● **DIRECTIVE**
Where a line of the material contains the string "highlighted", copy that line.

● **RAW DATA**
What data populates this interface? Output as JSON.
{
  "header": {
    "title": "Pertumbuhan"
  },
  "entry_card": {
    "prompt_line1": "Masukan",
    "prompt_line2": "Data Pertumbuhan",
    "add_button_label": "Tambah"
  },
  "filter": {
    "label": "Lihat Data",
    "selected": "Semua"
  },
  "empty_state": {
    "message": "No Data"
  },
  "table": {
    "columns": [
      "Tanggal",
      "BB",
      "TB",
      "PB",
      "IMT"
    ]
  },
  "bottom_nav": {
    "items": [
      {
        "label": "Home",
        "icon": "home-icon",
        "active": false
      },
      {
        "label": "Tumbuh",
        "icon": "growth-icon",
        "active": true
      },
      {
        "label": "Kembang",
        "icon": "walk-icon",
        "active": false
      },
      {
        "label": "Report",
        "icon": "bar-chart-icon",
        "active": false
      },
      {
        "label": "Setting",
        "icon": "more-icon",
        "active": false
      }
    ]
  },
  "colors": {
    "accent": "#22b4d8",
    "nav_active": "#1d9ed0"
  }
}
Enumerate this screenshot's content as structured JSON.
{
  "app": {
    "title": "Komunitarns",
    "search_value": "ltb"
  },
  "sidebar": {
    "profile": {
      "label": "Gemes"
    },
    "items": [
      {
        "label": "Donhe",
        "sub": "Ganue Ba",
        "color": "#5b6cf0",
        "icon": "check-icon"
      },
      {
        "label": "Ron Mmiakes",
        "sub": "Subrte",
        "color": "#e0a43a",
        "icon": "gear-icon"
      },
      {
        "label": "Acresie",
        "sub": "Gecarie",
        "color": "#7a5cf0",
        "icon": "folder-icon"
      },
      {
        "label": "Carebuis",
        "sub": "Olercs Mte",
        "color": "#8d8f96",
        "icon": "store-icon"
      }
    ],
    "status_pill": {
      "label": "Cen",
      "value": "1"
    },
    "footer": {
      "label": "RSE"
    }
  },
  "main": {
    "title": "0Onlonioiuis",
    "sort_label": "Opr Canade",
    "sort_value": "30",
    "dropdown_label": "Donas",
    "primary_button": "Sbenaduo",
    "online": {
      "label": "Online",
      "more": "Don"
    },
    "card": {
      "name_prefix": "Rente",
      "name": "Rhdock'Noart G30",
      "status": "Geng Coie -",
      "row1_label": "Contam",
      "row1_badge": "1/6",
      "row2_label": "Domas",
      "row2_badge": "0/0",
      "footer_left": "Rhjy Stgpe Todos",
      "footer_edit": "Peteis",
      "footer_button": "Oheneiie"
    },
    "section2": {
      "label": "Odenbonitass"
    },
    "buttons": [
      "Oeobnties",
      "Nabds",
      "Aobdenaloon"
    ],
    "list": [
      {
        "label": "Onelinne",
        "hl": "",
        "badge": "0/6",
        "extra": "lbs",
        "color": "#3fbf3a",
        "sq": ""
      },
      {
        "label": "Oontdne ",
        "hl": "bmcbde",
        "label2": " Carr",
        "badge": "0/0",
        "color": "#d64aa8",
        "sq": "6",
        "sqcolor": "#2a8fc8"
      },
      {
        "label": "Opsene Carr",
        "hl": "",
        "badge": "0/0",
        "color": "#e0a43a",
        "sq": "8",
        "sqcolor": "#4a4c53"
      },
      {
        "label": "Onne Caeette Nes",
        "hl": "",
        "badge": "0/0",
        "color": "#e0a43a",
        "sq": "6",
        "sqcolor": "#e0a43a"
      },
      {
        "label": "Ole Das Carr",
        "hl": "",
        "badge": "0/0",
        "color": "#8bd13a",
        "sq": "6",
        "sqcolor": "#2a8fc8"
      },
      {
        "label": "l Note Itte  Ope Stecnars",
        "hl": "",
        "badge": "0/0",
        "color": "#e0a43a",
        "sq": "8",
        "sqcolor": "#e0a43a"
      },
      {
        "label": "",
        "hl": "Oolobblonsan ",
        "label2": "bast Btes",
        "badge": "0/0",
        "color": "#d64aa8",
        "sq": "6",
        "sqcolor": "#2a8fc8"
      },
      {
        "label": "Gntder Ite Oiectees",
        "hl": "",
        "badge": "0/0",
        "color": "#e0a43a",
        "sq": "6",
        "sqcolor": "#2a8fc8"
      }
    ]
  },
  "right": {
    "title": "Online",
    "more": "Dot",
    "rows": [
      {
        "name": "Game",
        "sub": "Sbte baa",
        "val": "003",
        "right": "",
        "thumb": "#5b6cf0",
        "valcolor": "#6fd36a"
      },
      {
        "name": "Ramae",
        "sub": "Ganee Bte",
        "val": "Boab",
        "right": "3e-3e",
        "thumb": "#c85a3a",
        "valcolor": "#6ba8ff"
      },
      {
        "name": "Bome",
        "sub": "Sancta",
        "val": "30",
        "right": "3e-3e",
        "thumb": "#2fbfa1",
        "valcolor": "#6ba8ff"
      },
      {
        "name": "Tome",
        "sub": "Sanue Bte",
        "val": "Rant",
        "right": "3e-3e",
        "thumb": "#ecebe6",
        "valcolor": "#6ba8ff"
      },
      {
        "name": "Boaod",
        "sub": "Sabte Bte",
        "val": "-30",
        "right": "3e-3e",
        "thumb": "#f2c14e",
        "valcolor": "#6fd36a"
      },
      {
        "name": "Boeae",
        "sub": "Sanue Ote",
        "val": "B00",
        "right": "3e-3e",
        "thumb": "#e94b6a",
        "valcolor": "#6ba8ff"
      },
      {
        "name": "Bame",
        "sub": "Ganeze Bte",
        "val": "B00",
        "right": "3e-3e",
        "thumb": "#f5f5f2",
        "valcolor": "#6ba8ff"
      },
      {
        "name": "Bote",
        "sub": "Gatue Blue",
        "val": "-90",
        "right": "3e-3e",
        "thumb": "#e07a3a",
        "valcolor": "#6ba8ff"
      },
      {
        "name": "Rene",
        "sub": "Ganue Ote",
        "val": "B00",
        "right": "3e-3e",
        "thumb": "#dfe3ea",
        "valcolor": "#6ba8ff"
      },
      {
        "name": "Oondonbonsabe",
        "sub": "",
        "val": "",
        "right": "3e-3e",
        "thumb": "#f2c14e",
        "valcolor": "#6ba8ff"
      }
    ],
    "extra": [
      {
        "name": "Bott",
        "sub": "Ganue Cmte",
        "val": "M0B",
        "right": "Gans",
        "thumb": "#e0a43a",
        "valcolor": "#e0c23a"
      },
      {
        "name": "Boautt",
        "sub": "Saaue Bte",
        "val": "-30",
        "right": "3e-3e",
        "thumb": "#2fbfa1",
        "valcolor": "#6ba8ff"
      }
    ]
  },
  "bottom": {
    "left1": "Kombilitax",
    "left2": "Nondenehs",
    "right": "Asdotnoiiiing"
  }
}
---
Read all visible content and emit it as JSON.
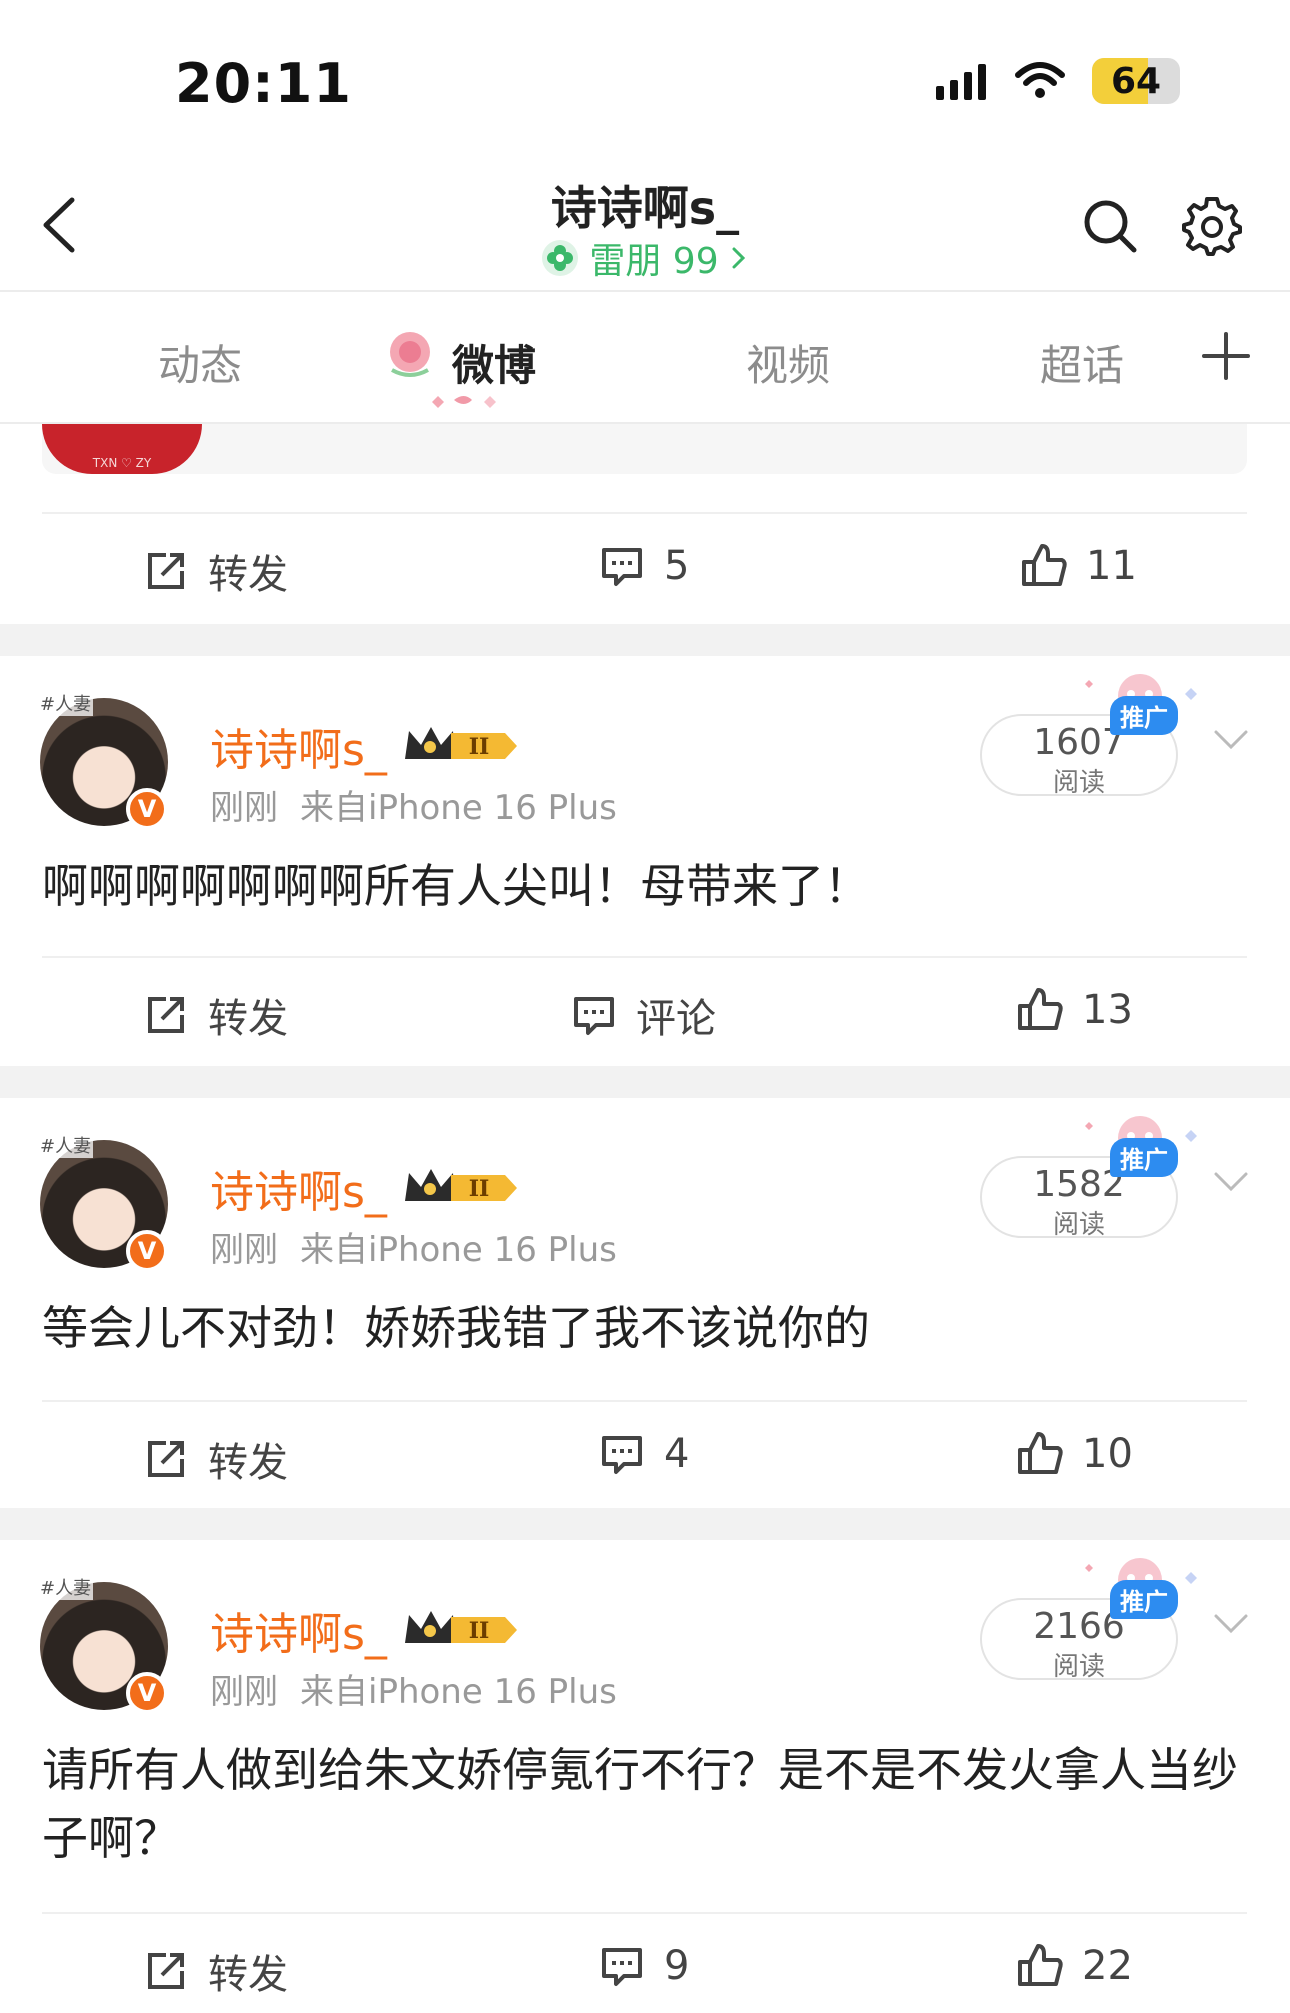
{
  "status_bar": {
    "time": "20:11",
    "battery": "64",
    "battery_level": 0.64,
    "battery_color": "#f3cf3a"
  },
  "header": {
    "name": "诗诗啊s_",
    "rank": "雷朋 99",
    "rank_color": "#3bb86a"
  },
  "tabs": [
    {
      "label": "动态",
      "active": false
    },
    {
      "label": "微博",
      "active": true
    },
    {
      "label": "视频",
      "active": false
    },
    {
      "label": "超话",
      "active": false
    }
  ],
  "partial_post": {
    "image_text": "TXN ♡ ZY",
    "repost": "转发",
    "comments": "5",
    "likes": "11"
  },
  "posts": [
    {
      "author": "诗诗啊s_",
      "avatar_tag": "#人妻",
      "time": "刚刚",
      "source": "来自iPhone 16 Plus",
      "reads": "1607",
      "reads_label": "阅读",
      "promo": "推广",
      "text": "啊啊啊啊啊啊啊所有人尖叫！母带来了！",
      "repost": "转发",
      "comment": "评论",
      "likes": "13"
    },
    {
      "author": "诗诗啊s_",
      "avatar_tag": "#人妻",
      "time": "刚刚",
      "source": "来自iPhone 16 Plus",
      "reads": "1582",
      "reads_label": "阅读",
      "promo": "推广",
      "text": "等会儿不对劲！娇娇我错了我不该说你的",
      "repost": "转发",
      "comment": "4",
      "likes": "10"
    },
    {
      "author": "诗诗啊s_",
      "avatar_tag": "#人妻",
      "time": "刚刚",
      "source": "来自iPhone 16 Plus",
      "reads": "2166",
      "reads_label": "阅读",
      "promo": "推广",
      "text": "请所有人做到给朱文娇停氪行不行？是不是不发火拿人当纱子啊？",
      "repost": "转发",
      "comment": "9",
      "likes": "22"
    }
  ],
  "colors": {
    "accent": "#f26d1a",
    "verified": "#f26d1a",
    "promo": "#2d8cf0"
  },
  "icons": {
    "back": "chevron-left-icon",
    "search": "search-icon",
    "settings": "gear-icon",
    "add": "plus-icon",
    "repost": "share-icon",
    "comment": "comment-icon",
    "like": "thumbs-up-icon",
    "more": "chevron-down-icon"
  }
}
==
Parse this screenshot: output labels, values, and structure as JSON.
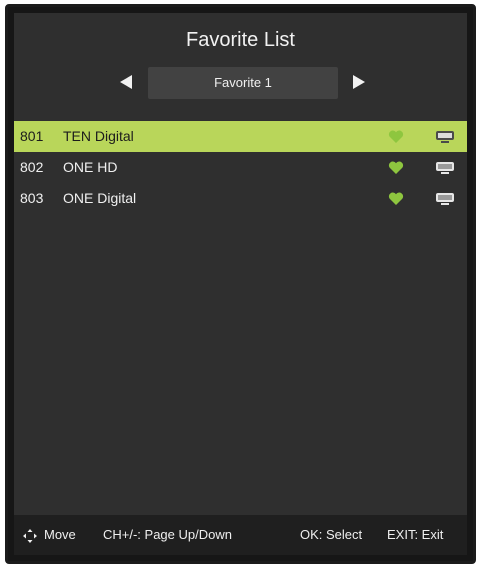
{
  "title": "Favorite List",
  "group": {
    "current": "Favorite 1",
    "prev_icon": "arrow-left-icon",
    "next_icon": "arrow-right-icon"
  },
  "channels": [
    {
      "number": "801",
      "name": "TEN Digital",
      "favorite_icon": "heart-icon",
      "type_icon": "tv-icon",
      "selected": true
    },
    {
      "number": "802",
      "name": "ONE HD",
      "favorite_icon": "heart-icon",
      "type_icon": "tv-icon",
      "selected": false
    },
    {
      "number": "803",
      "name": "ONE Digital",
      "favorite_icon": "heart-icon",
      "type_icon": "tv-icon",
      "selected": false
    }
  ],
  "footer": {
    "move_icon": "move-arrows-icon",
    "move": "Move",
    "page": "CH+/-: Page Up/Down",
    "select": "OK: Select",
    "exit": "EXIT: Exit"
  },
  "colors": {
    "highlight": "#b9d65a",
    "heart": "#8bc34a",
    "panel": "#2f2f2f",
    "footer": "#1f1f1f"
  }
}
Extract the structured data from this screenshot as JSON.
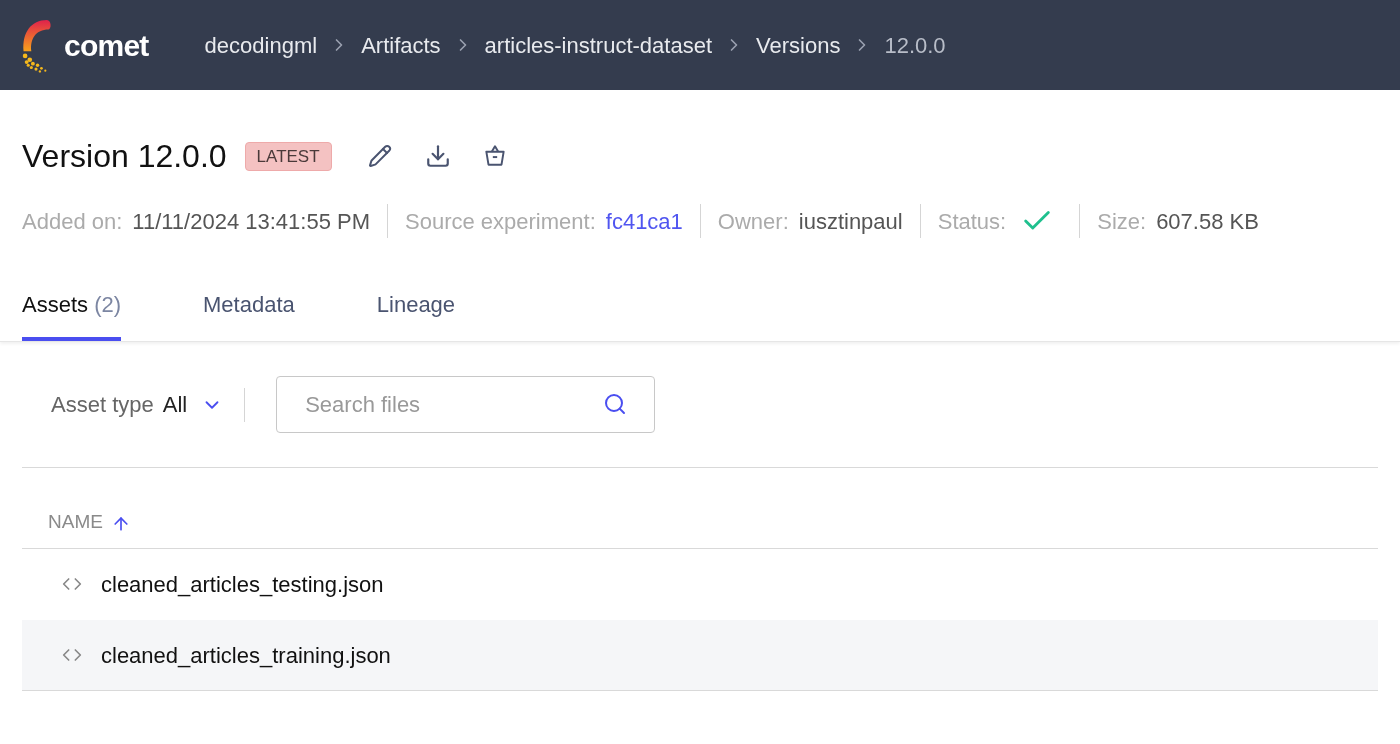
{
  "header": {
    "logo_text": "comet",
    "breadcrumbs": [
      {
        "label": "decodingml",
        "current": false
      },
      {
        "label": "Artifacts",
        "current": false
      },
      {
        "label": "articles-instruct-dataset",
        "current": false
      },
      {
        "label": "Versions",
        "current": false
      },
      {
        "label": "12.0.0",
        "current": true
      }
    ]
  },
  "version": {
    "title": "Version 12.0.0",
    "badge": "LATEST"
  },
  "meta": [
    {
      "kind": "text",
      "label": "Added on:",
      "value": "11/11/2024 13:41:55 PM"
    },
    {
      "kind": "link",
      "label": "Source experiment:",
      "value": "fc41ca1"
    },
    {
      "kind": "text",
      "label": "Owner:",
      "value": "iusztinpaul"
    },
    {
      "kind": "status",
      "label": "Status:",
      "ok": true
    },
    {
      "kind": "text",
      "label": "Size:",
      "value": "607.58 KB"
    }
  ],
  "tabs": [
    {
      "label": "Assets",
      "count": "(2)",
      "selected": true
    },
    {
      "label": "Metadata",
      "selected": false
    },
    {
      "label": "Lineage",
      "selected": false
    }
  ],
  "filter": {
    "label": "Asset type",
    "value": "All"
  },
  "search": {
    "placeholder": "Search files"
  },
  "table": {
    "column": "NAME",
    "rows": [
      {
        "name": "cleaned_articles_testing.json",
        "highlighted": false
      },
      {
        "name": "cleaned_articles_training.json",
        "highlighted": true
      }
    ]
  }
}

● **COMPLETE RESPONSE**
        "highlighted": false
        "highlighted": true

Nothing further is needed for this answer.